### TASK DESCRIPTION
Search the material for the string "группа", then report how many lines hold it, with no other text.

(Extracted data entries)

============================================================

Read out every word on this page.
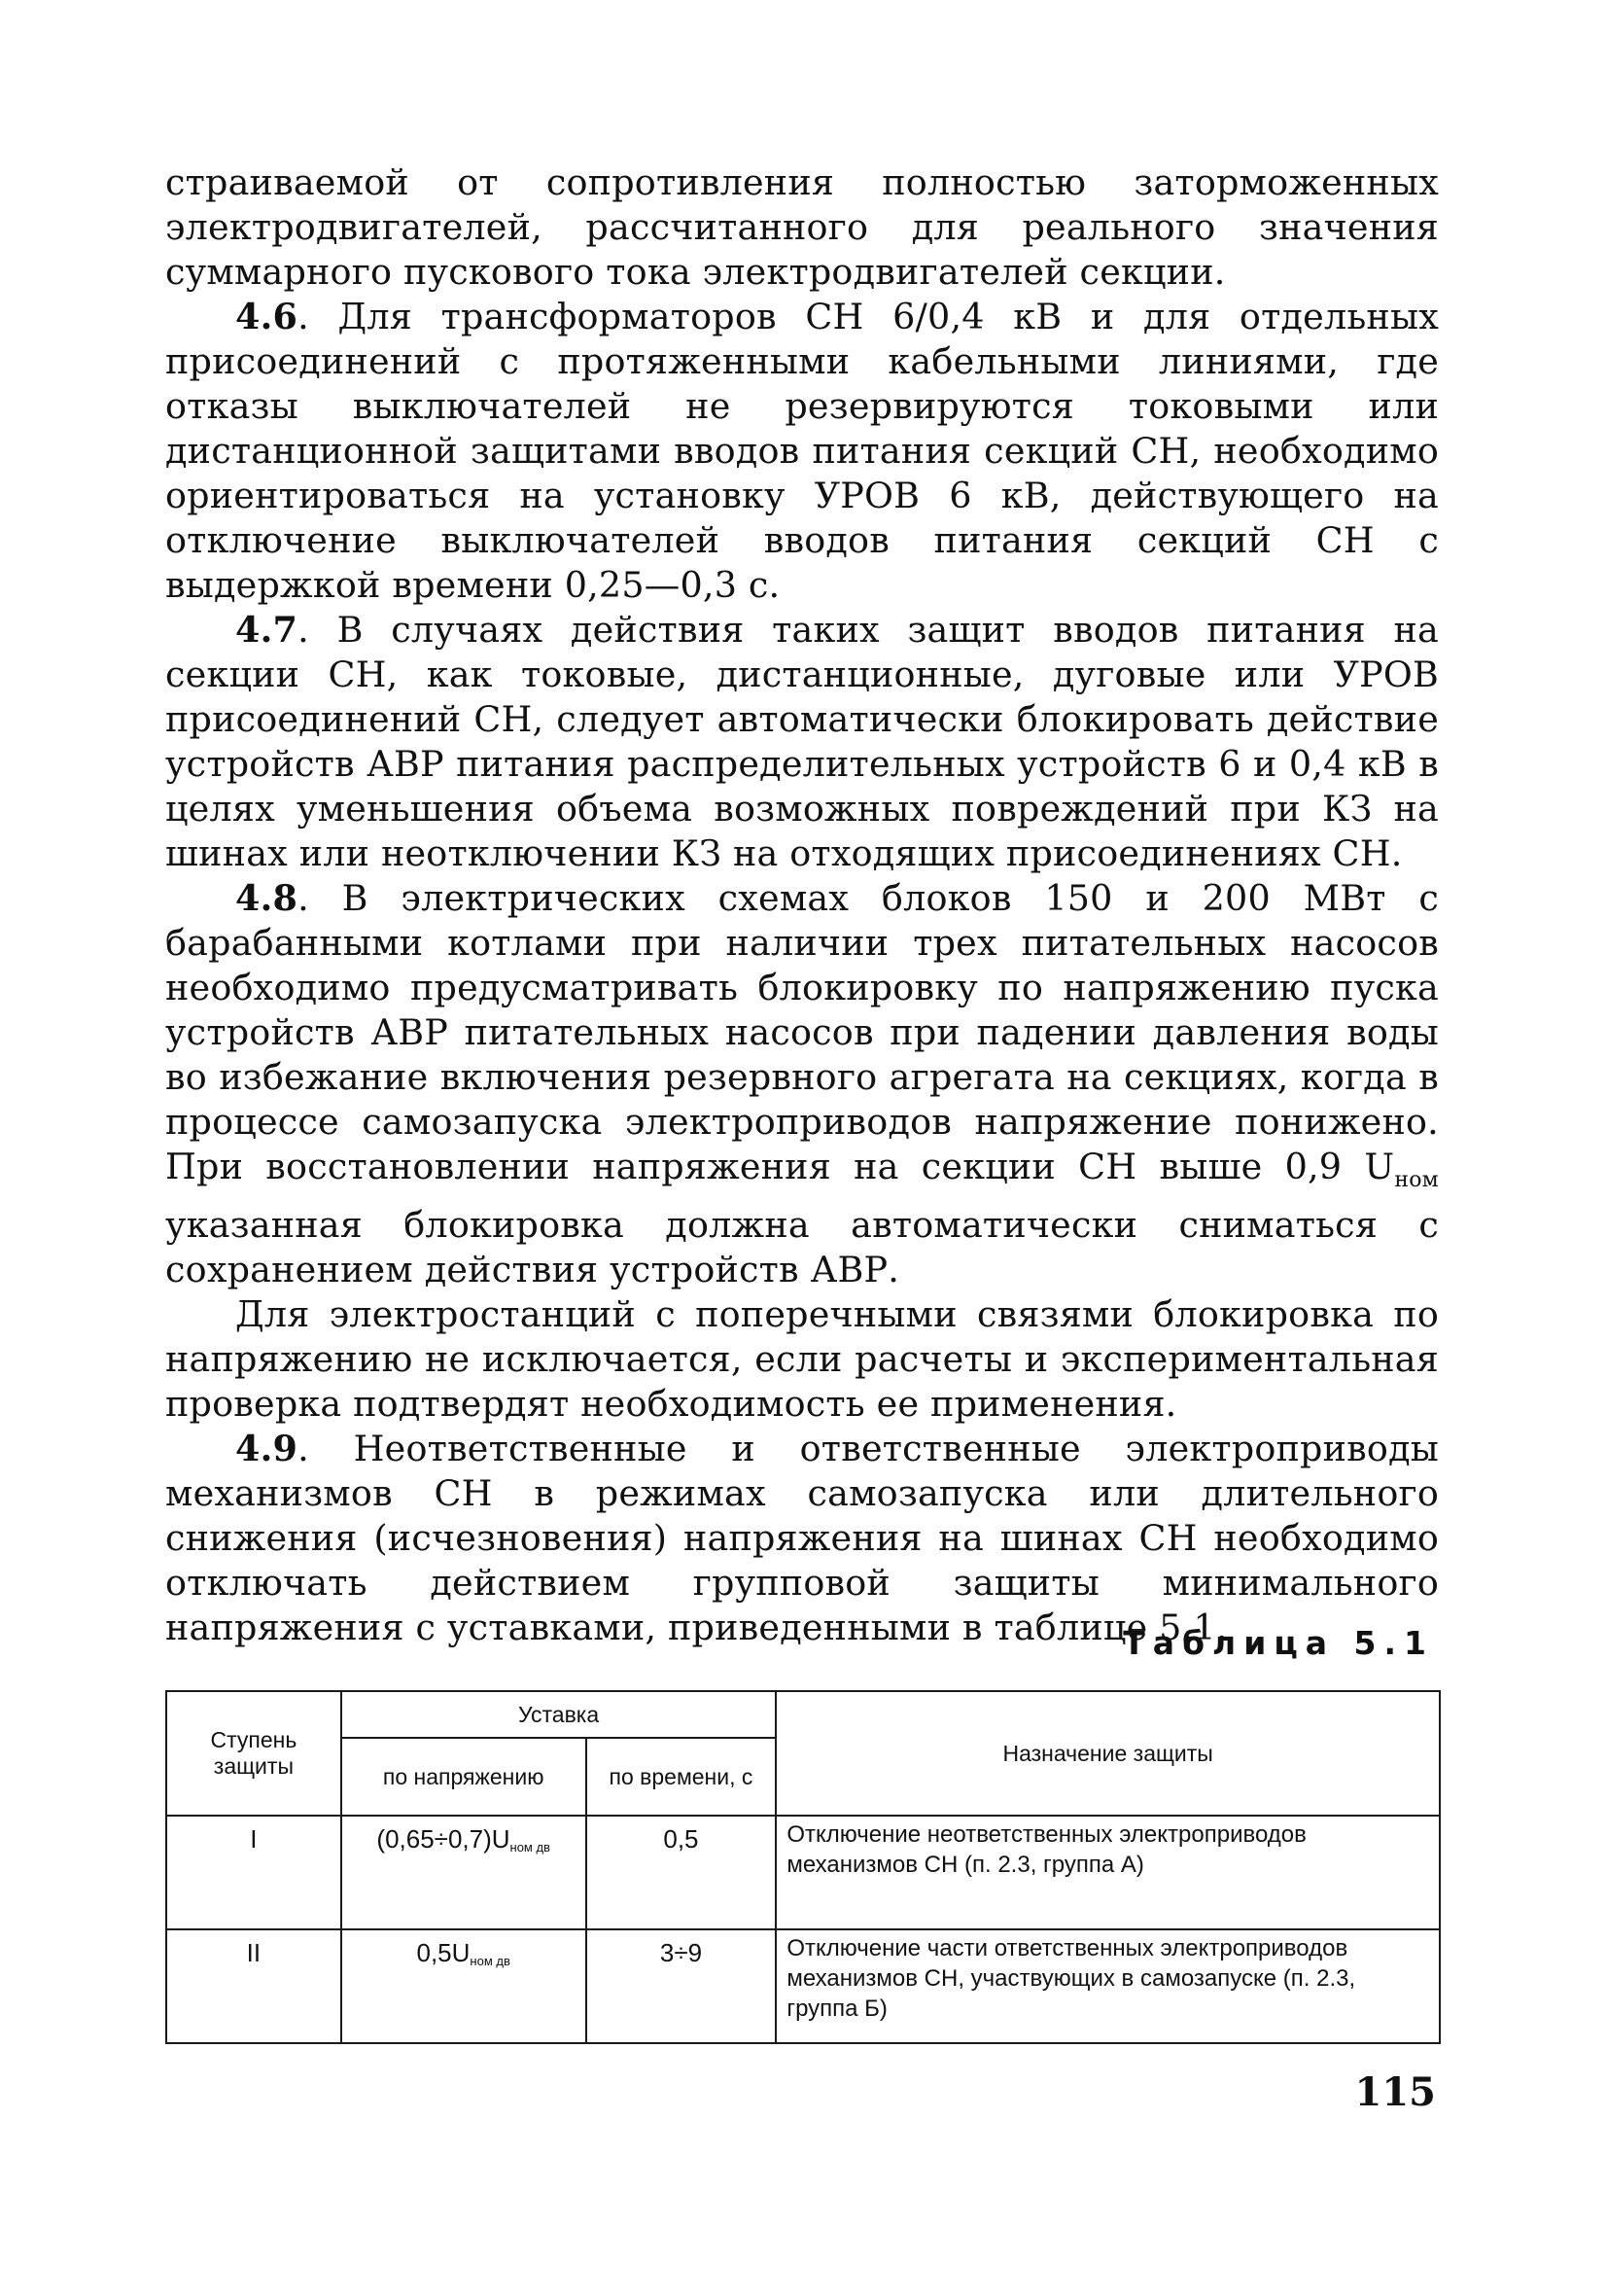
страиваемой от сопротивления полностью заторможенных электродвигателей, рассчитанного для реального значения суммарного пускового тока электродвигателей секции.

4.6. Для трансформаторов СН 6/0,4 кВ и для отдельных присоединений с протяженными кабельными линиями, где отказы выключателей не резервируются токовыми или дистанционной защитами вводов питания секций СН, необходимо ориентироваться на установку УРОВ 6 кВ, действующего на отключение выключателей вводов питания секций СН с выдержкой времени 0,25—0,3 с.

4.7. В случаях действия таких защит вводов питания на секции СН, как токовые, дистанционные, дуговые или УРОВ присоединений СН, следует автоматически блокировать действие устройств АВР питания распределительных устройств 6 и 0,4 кВ в целях уменьшения объема возможных повреждений при КЗ на шинах или неотключении КЗ на отходящих присоединениях СН.

4.8. В электрических схемах блоков 150 и 200 МВт с барабанными котлами при наличии трех питательных насосов необходимо предусматривать блокировку по напряжению пуска устройств АВР питательных насосов при падении давления воды во избежание включения резервного агрегата на секциях, когда в процессе самозапуска электроприводов напряжение понижено. При восстановлении напряжения на секции СН выше 0,9 $U_{ном}$ указанная блокировка должна автоматически сниматься с сохранением действия устройств АВР.

Для электростанций с поперечными связями блокировка по напряжению не исключается, если расчеты и экспериментальная проверка подтвердят необходимость ее применения.

4.9. Неответственные и ответственные электроприводы механизмов СН в режимах самозапуска или длительного снижения (исчезновения) напряжения на шинах СН необходимо отключать действием групповой защиты минимального напряжения с уставками, приведенными в таблице 5.1.

Таблица 5.1
Ступень защиты	Уставка		Назначение защиты
	по напряжению	по времени, с	
I	(0,65÷0,7)Uном дв	0,5	Отключение неответственных электроприводов механизмов СН (п. 2.3, группа А)
II	0,5Uном дв	3÷9	Отключение части ответственных электроприводов механизмов СН, участвующих в самозапуске (п. 2.3, группа Б)
115
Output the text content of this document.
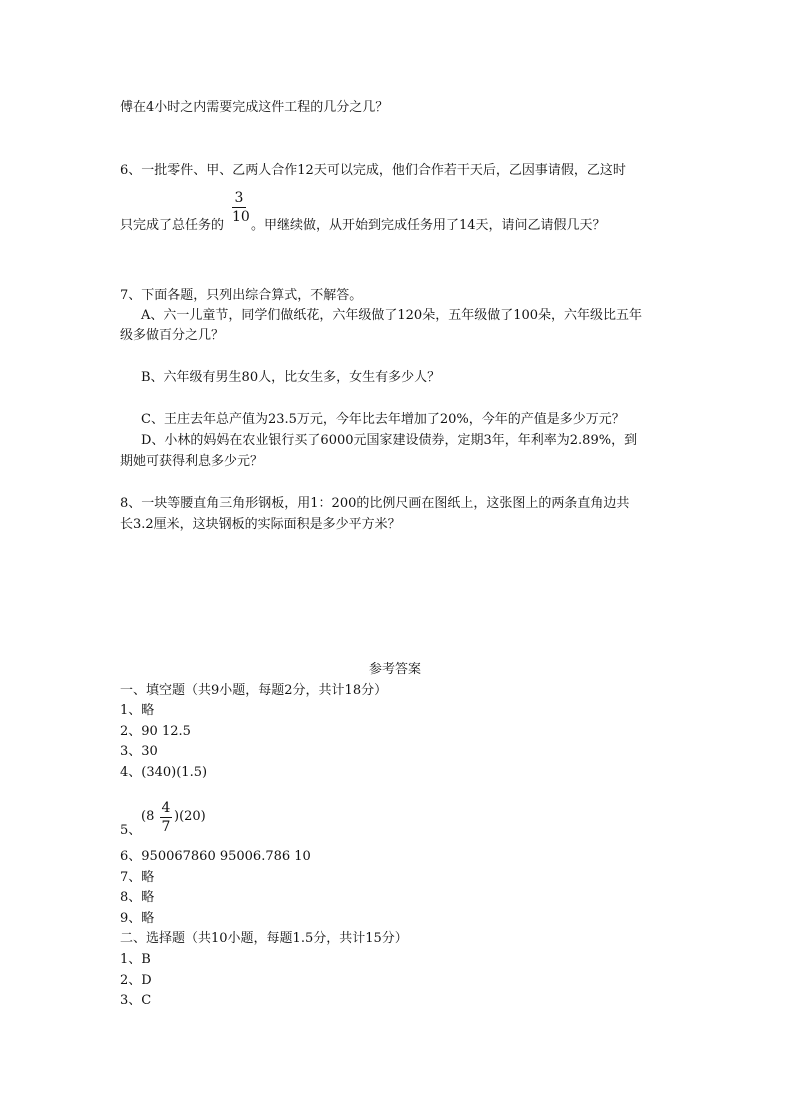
傅在4小时之内需要完成这件工程的几分之几？
6、一批零件、甲、乙两人合作12天可以完成，他们合作若干天后，乙因事请假，乙这时
3
10
只完成了总任务的 。甲继续做，从开始到完成任务用了14天，请问乙请假几天？
7、下面各题，只列出综合算式，不解答。
A、六一儿童节，同学们做纸花，六年级做了120朵，五年级做了100朵，六年级比五年
级多做百分之几？
B、六年级有男生80人，比女生多，女生有多少人？
C、王庄去年总产值为23.5万元，今年比去年增加了20%，今年的产值是多少万元？
D、小林的妈妈在农业银行买了6000元国家建设债券，定期3年，年利率为2.89%，到
期她可获得利息多少元？
8、一块等腰直角三角形钢板，用1：200的比例尺画在图纸上，这张图上的两条直角边共
长3.2厘米，这块钢板的实际面积是多少平方米？
参考答案
一、填空题（共9小题，每题2分，共计18分）
1、略
2、90 12.5
3、30
4、(340)(1.5)
(8
4
7
)(20)
5、
6、950067860 95006.786 10
7、略
8、略
9、略
二、选择题（共10小题，每题1.5分，共计15分）
1、B
2、D
3、C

============================================================

### FINISHED EXERCISE
2